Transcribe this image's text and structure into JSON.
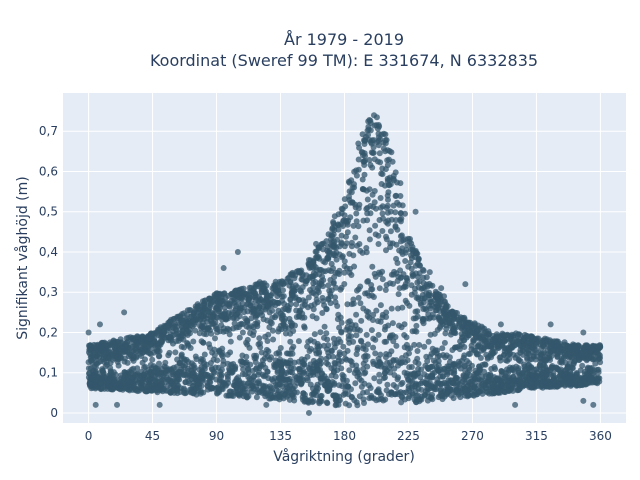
{
  "chart_data": {
    "type": "scatter",
    "title_line1": "År 1979 - 2019",
    "title_line2": "Koordinat (Sweref 99 TM): E 331674, N 6332835",
    "xlabel": "Vågriktning (grader)",
    "ylabel": "Signifikant våghöjd (m)",
    "xlim": [
      -18,
      378
    ],
    "ylim": [
      -0.025,
      0.795
    ],
    "x_ticks": [
      0,
      45,
      90,
      135,
      180,
      225,
      270,
      315,
      360
    ],
    "x_tick_labels": [
      "0",
      "45",
      "90",
      "135",
      "180",
      "225",
      "270",
      "315",
      "360"
    ],
    "y_ticks": [
      0,
      0.1,
      0.2,
      0.3,
      0.4,
      0.5,
      0.6,
      0.7
    ],
    "y_tick_labels": [
      "0",
      "0,1",
      "0,2",
      "0,3",
      "0,4",
      "0,5",
      "0,6",
      "0,7"
    ],
    "grid": true,
    "marker_color": "#34576c",
    "plot_bg": "#e5ecf6",
    "upper_envelope": [
      [
        0,
        0.17
      ],
      [
        15,
        0.18
      ],
      [
        30,
        0.19
      ],
      [
        45,
        0.2
      ],
      [
        60,
        0.24
      ],
      [
        75,
        0.27
      ],
      [
        90,
        0.3
      ],
      [
        105,
        0.31
      ],
      [
        120,
        0.33
      ],
      [
        135,
        0.33
      ],
      [
        150,
        0.37
      ],
      [
        165,
        0.43
      ],
      [
        180,
        0.55
      ],
      [
        190,
        0.68
      ],
      [
        200,
        0.76
      ],
      [
        210,
        0.7
      ],
      [
        220,
        0.57
      ],
      [
        225,
        0.45
      ],
      [
        240,
        0.33
      ],
      [
        255,
        0.26
      ],
      [
        270,
        0.23
      ],
      [
        285,
        0.2
      ],
      [
        300,
        0.2
      ],
      [
        315,
        0.19
      ],
      [
        330,
        0.18
      ],
      [
        345,
        0.17
      ],
      [
        360,
        0.17
      ]
    ],
    "lower_envelope": [
      [
        0,
        0.06
      ],
      [
        45,
        0.05
      ],
      [
        90,
        0.04
      ],
      [
        135,
        0.03
      ],
      [
        180,
        0.01
      ],
      [
        225,
        0.02
      ],
      [
        270,
        0.04
      ],
      [
        315,
        0.06
      ],
      [
        360,
        0.07
      ]
    ],
    "outliers": [
      [
        0,
        0.2
      ],
      [
        8,
        0.22
      ],
      [
        25,
        0.25
      ],
      [
        105,
        0.4
      ],
      [
        95,
        0.36
      ],
      [
        248,
        0.31
      ],
      [
        265,
        0.32
      ],
      [
        290,
        0.22
      ],
      [
        325,
        0.22
      ],
      [
        348,
        0.2
      ],
      [
        348,
        0.03
      ],
      [
        355,
        0.02
      ],
      [
        5,
        0.02
      ],
      [
        20,
        0.02
      ],
      [
        50,
        0.02
      ],
      [
        125,
        0.02
      ],
      [
        155,
        0.0
      ],
      [
        300,
        0.02
      ],
      [
        230,
        0.5
      ],
      [
        232,
        0.38
      ],
      [
        240,
        0.35
      ],
      [
        250,
        0.29
      ],
      [
        160,
        0.42
      ],
      [
        155,
        0.38
      ]
    ]
  }
}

* * *

* **Exercise prompt**: Without the pictures, return the entries exactly as they appear.

* **Solution for this problem**:
Transcribe this image's text and structure into JSON.
{
  "chart_data": {
    "type": "scatter",
    "title_line1": "År 1979 - 2019",
    "title_line2": "Koordinat (Sweref 99 TM): E 331674, N 6332835",
    "xlabel": "Vågriktning (grader)",
    "ylabel": "Signifikant våghöjd (m)",
    "xlim": [
      -18,
      378
    ],
    "ylim": [
      -0.025,
      0.795
    ],
    "x_ticks": [
      0,
      45,
      90,
      135,
      180,
      225,
      270,
      315,
      360
    ],
    "x_tick_labels": [
      "0",
      "45",
      "90",
      "135",
      "180",
      "225",
      "270",
      "315",
      "360"
    ],
    "y_ticks": [
      0,
      0.1,
      0.2,
      0.3,
      0.4,
      0.5,
      0.6,
      0.7
    ],
    "y_tick_labels": [
      "0",
      "0,1",
      "0,2",
      "0,3",
      "0,4",
      "0,5",
      "0,6",
      "0,7"
    ],
    "grid": true,
    "marker_color": "#34576c",
    "plot_bg": "#e5ecf6",
    "upper_envelope": [
      [
        0,
        0.17
      ],
      [
        15,
        0.18
      ],
      [
        30,
        0.19
      ],
      [
        45,
        0.2
      ],
      [
        60,
        0.24
      ],
      [
        75,
        0.27
      ],
      [
        90,
        0.3
      ],
      [
        105,
        0.31
      ],
      [
        120,
        0.33
      ],
      [
        135,
        0.33
      ],
      [
        150,
        0.37
      ],
      [
        165,
        0.43
      ],
      [
        180,
        0.55
      ],
      [
        190,
        0.68
      ],
      [
        200,
        0.76
      ],
      [
        210,
        0.7
      ],
      [
        220,
        0.57
      ],
      [
        225,
        0.45
      ],
      [
        240,
        0.33
      ],
      [
        255,
        0.26
      ],
      [
        270,
        0.23
      ],
      [
        285,
        0.2
      ],
      [
        300,
        0.2
      ],
      [
        315,
        0.19
      ],
      [
        330,
        0.18
      ],
      [
        345,
        0.17
      ],
      [
        360,
        0.17
      ]
    ],
    "lower_envelope": [
      [
        0,
        0.06
      ],
      [
        45,
        0.05
      ],
      [
        90,
        0.04
      ],
      [
        135,
        0.03
      ],
      [
        180,
        0.01
      ],
      [
        225,
        0.02
      ],
      [
        270,
        0.04
      ],
      [
        315,
        0.06
      ],
      [
        360,
        0.07
      ]
    ],
    "outliers": [
      [
        0,
        0.2
      ],
      [
        8,
        0.22
      ],
      [
        25,
        0.25
      ],
      [
        105,
        0.4
      ],
      [
        95,
        0.36
      ],
      [
        248,
        0.31
      ],
      [
        265,
        0.32
      ],
      [
        290,
        0.22
      ],
      [
        325,
        0.22
      ],
      [
        348,
        0.2
      ],
      [
        348,
        0.03
      ],
      [
        355,
        0.02
      ],
      [
        5,
        0.02
      ],
      [
        20,
        0.02
      ],
      [
        50,
        0.02
      ],
      [
        125,
        0.02
      ],
      [
        155,
        0.0
      ],
      [
        300,
        0.02
      ],
      [
        230,
        0.5
      ],
      [
        232,
        0.38
      ],
      [
        240,
        0.35
      ],
      [
        250,
        0.29
      ],
      [
        160,
        0.42
      ],
      [
        155,
        0.38
      ]
    ]
  }
}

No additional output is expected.